Task directions:
Give only the number of lines in the data that contain the word "lecteurs".

[Records that describe figures]
------------------------------------

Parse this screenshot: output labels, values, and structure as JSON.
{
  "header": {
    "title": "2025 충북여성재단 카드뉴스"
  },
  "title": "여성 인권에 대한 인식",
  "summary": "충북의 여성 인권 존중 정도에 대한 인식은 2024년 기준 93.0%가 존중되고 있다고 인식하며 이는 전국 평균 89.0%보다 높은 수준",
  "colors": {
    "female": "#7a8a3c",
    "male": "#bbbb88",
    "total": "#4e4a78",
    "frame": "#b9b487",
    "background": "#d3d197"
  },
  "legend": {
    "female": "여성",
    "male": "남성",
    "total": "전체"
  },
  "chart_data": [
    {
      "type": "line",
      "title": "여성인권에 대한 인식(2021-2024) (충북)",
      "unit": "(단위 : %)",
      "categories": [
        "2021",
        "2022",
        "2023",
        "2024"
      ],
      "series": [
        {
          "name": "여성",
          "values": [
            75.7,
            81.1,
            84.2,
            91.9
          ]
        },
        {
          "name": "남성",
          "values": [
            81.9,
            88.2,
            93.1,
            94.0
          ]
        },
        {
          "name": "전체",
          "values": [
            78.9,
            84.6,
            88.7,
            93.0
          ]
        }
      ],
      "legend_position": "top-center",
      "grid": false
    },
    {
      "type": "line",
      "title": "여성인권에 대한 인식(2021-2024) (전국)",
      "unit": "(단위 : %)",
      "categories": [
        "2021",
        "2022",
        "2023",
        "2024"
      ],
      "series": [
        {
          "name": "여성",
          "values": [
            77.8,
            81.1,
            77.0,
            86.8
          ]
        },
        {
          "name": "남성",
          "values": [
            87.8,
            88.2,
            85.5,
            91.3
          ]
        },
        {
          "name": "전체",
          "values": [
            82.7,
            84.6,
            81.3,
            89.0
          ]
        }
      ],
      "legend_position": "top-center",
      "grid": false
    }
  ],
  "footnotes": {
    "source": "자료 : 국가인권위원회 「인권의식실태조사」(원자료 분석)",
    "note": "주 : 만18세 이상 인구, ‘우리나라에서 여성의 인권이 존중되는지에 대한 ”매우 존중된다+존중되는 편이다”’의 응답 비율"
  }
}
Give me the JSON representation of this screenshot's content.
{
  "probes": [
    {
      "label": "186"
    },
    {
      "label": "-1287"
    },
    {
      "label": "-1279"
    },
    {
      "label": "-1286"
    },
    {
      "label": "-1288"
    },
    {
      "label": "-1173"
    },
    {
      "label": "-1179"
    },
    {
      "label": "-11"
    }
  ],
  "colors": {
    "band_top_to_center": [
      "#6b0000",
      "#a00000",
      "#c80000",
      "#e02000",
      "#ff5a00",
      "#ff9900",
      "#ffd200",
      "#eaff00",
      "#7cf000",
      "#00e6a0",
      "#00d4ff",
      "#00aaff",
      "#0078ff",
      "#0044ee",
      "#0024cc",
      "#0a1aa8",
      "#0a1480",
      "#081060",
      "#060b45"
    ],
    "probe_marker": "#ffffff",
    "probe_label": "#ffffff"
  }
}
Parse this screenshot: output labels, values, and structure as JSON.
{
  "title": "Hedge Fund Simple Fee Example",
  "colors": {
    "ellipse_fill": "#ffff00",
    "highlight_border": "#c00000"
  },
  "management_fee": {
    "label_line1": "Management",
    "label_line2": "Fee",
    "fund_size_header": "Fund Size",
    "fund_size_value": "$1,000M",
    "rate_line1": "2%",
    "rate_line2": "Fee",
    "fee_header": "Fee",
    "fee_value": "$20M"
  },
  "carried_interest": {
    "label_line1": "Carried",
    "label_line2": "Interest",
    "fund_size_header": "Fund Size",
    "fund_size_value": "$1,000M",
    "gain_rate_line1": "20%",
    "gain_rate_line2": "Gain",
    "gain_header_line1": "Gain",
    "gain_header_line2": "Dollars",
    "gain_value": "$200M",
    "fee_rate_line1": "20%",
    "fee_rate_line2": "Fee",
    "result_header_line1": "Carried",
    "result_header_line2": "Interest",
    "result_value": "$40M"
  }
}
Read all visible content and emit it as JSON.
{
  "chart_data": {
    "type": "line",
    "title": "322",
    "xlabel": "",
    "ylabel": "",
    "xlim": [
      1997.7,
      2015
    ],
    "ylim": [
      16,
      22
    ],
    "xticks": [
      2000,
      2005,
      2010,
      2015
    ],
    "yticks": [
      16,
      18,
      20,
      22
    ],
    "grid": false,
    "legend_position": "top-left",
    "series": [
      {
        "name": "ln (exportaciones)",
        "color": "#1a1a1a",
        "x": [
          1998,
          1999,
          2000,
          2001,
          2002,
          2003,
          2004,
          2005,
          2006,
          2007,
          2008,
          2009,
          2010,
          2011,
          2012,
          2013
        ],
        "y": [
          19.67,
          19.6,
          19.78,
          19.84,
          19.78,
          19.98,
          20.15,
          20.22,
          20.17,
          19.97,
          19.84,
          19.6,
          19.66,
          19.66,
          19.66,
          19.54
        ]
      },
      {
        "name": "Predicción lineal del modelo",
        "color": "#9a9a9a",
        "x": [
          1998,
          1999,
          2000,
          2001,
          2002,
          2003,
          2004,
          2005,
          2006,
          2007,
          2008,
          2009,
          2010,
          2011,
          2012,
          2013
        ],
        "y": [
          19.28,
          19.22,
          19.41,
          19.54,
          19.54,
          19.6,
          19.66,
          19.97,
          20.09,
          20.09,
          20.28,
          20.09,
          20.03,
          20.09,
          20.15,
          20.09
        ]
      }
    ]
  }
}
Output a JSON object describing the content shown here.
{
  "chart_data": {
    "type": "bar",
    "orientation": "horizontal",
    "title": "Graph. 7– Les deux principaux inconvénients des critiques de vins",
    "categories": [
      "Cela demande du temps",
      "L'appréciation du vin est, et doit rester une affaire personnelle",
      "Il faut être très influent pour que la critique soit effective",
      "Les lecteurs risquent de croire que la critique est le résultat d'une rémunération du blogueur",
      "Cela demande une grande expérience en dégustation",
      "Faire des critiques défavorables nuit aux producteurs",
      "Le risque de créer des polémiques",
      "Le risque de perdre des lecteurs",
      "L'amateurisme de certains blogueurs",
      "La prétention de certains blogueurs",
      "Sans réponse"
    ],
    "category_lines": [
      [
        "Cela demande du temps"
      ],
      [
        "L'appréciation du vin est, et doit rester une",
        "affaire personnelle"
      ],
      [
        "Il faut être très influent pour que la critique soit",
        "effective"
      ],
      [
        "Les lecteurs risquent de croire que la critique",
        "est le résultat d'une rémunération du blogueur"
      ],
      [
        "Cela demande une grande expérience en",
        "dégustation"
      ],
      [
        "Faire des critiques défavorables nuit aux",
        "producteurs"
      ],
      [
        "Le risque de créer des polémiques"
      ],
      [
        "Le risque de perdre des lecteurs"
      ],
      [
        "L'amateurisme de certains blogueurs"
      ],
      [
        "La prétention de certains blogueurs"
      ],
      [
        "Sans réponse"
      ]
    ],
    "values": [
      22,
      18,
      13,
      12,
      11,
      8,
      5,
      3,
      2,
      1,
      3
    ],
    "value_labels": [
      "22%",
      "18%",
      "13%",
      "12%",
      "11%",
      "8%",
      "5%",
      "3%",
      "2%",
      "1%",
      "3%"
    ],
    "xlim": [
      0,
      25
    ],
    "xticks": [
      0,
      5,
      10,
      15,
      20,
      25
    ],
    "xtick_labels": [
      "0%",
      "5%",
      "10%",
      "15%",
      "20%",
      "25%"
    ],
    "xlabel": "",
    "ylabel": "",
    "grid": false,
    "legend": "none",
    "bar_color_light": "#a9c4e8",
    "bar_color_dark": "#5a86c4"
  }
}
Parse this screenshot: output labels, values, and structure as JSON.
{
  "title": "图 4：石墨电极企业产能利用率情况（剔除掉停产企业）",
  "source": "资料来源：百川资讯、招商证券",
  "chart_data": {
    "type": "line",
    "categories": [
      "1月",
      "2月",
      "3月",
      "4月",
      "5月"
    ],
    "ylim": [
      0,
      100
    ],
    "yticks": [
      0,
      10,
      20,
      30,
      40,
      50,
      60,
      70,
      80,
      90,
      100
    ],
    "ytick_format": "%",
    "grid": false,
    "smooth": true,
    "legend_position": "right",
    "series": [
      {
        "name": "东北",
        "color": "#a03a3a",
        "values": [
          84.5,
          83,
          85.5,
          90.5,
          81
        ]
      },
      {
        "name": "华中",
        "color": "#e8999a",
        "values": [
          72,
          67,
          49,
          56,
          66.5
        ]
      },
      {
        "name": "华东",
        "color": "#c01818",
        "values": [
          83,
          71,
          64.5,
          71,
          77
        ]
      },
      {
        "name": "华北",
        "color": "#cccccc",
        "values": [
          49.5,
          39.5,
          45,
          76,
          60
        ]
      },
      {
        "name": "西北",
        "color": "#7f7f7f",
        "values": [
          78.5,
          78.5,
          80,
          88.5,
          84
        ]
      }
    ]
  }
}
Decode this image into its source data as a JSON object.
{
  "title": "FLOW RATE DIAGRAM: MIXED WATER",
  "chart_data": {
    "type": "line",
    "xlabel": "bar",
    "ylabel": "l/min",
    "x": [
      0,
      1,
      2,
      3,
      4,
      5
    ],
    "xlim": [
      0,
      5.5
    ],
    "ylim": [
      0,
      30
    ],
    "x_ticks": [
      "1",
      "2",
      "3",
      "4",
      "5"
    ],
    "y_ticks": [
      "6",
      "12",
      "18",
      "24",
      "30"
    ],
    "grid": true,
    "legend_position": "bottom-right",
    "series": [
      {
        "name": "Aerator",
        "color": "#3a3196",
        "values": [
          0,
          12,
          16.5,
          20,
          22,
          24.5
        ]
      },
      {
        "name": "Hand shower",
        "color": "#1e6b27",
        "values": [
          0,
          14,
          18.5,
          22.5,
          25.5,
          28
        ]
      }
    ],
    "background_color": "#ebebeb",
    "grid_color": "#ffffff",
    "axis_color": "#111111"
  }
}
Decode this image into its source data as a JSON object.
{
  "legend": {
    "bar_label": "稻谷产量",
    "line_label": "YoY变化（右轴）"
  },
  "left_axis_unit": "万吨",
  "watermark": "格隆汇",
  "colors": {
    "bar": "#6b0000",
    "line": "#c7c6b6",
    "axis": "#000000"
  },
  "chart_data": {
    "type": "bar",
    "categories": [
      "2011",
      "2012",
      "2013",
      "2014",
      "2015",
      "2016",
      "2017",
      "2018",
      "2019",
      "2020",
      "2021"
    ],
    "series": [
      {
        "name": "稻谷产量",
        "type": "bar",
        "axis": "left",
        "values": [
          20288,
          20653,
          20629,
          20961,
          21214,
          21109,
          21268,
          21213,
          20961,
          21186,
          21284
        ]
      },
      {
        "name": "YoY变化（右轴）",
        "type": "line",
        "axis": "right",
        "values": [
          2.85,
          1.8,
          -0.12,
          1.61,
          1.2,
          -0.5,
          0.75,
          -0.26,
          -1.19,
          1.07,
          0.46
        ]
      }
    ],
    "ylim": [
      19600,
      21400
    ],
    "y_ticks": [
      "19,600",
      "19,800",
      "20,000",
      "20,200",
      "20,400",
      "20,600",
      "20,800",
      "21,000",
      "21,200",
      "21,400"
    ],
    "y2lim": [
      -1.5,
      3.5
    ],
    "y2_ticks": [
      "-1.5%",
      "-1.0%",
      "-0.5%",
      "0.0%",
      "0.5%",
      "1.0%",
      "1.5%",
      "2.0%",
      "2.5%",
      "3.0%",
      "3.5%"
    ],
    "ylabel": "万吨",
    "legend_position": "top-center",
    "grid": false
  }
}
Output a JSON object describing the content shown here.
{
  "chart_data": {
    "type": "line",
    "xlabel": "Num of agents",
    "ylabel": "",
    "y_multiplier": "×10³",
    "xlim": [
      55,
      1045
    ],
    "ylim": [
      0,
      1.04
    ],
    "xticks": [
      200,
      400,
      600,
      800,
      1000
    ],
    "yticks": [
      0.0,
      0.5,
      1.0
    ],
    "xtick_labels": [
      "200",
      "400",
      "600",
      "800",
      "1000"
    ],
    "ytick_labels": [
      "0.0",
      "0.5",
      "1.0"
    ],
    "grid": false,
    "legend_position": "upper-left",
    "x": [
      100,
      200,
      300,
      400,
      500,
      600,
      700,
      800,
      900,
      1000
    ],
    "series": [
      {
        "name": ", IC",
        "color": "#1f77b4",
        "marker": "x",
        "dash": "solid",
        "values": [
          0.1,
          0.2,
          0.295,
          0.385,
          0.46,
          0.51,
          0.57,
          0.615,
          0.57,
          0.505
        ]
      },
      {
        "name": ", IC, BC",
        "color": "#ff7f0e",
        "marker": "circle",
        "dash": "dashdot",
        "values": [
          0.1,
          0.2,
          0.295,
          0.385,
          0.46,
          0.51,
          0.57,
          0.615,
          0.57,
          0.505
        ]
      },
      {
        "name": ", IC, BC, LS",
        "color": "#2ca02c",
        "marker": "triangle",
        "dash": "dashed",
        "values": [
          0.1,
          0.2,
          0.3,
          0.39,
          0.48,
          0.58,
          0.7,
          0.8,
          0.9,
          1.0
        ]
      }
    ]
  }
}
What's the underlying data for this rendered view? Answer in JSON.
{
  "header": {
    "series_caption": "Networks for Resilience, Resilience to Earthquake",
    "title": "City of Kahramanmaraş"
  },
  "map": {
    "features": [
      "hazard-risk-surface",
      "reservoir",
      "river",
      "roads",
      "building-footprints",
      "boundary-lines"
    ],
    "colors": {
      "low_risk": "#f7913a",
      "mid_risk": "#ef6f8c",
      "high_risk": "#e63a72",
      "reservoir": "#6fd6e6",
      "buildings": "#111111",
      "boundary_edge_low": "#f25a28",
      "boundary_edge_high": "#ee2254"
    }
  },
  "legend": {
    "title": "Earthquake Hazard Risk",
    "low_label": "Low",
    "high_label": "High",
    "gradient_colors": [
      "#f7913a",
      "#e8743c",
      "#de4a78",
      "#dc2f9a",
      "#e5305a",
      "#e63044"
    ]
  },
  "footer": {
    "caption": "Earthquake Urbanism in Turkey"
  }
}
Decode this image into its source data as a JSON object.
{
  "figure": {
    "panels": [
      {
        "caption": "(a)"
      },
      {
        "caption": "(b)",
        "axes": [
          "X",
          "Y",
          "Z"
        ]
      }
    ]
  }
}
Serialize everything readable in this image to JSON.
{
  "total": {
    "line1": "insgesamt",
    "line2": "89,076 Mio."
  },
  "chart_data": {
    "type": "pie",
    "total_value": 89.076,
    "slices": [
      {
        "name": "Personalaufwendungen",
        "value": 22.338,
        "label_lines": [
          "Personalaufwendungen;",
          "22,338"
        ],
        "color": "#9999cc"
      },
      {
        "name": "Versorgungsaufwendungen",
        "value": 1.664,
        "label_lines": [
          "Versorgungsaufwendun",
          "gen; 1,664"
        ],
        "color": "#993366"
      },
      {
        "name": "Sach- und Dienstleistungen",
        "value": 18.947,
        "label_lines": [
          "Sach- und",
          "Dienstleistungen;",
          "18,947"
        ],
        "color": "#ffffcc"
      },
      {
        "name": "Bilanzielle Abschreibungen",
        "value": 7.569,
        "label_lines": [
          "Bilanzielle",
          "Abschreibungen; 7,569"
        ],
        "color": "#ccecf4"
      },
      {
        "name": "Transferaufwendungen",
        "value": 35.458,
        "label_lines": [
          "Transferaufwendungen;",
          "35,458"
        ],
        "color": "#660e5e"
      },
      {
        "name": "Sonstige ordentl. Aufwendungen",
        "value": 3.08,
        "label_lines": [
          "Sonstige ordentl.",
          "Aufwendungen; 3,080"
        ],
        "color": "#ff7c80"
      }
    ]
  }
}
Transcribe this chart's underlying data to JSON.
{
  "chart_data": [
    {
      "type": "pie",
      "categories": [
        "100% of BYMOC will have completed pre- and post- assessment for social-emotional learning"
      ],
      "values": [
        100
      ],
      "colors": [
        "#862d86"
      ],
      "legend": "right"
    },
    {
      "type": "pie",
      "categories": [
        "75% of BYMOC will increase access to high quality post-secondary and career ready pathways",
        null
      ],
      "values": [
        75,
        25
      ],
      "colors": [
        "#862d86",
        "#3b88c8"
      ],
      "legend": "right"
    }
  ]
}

------------------------------------

Task result:
4